▸ EXERCISE INSTRUCTIONS: Go through the listing beneath this task and return every line that carries the string "icon".

▸ RECORD EXTRACTS:
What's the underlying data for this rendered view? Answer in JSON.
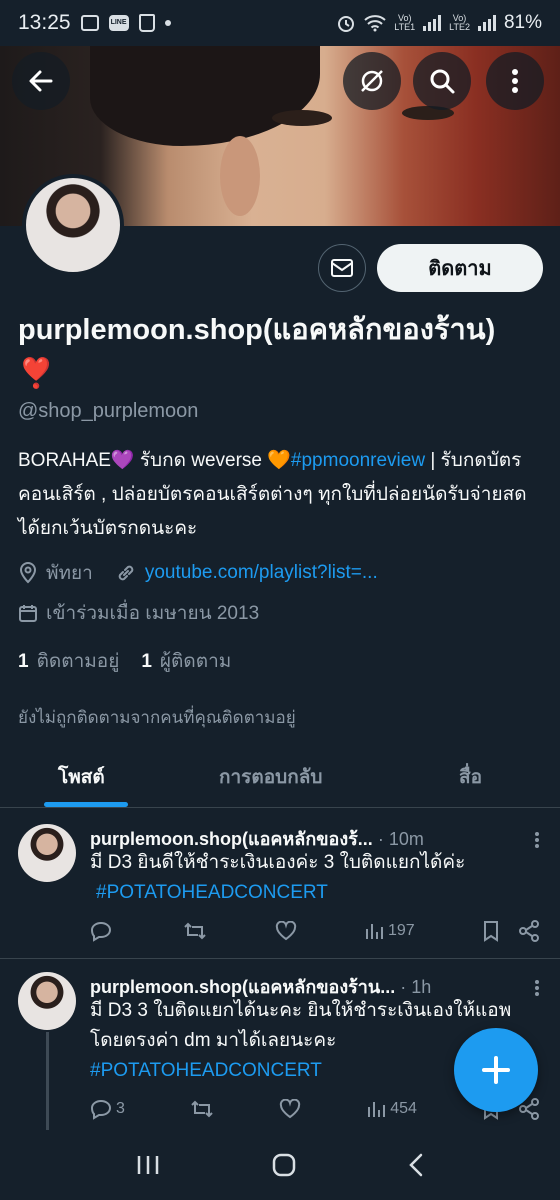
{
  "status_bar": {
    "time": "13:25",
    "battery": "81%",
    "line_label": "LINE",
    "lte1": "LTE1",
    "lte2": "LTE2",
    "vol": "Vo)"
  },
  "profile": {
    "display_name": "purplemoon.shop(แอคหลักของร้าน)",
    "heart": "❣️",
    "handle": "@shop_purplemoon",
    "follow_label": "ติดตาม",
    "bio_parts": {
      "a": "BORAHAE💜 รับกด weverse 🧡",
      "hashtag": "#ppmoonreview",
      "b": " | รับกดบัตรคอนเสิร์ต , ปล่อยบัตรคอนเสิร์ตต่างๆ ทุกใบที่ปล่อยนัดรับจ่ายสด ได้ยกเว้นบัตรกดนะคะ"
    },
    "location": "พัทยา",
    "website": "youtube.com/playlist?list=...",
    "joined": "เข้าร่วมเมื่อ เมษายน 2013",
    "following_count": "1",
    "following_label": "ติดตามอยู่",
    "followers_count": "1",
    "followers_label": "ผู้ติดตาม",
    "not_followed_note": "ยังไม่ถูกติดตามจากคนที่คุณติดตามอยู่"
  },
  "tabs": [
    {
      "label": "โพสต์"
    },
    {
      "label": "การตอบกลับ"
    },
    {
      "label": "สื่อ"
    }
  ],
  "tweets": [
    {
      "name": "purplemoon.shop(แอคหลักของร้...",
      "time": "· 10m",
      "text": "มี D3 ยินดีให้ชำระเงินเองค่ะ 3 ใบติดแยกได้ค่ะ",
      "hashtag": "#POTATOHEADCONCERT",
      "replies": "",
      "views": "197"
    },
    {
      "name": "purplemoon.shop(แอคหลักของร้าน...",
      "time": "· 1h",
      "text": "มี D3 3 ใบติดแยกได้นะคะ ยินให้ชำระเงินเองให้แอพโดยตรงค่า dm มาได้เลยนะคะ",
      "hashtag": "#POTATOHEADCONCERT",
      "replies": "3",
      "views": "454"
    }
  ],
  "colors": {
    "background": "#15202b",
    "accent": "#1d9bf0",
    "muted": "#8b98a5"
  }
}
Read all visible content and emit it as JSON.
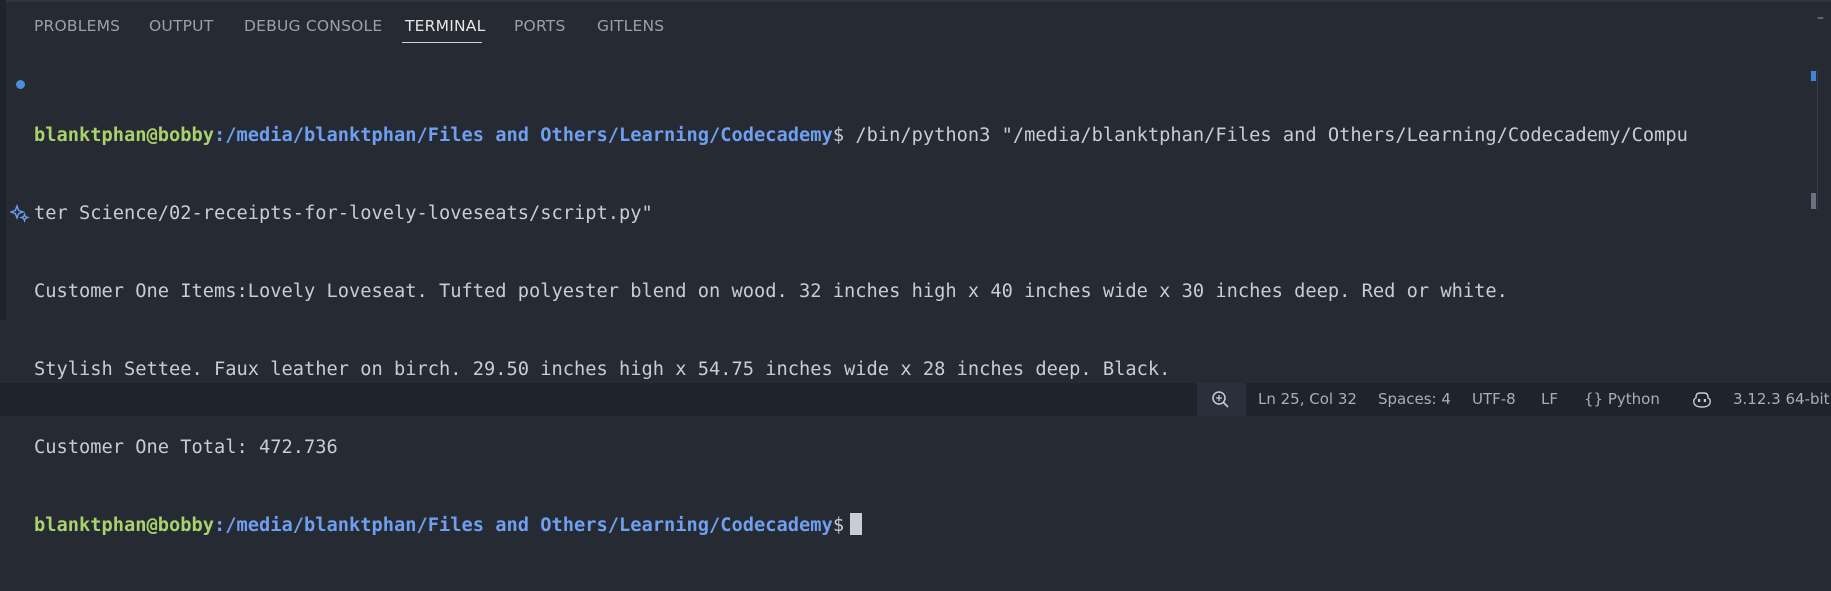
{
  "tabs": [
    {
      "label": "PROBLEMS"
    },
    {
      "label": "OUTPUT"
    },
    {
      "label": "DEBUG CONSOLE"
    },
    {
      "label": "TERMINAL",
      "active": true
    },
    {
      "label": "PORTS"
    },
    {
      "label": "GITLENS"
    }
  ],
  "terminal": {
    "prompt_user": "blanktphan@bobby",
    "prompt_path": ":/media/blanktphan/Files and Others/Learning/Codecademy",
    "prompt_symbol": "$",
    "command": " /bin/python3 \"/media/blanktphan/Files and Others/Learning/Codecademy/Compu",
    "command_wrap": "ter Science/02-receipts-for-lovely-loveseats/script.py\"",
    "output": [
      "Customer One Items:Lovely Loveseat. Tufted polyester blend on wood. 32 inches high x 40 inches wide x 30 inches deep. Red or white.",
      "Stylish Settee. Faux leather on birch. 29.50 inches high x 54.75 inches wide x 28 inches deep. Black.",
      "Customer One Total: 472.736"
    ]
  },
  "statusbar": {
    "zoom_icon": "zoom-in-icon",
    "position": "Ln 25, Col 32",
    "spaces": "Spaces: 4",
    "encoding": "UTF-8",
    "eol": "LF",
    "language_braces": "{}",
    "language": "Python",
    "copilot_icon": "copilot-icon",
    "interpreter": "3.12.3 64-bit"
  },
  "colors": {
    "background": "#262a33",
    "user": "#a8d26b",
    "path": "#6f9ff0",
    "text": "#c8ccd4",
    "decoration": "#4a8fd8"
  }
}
...
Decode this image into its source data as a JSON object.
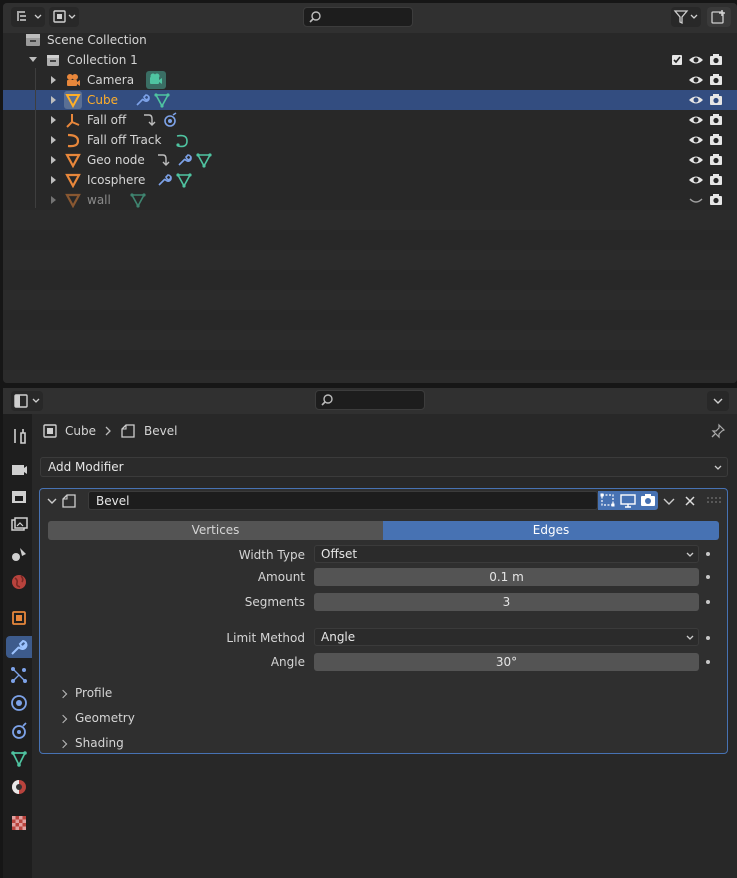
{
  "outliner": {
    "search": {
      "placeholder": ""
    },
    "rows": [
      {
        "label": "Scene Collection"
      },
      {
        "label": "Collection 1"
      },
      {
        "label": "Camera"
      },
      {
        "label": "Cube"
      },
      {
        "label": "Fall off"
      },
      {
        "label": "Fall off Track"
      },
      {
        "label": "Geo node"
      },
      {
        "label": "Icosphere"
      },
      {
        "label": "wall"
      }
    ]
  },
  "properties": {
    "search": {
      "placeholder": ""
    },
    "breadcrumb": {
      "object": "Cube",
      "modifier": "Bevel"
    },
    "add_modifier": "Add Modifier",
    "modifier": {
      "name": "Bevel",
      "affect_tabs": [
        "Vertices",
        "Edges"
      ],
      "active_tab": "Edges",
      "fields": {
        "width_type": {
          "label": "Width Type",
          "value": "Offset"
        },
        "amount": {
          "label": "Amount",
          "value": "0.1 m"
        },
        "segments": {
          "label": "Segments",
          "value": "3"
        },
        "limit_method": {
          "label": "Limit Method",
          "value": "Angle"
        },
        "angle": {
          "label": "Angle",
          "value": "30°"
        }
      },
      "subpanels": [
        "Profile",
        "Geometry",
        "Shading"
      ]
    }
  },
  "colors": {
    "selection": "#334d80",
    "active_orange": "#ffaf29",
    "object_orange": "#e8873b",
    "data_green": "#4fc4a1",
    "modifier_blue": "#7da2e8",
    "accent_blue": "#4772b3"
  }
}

▸ THE COMPLETED TASK:
    "zoom_icon": "zoom-in-icon",
    "copilot_icon": "copilot-icon",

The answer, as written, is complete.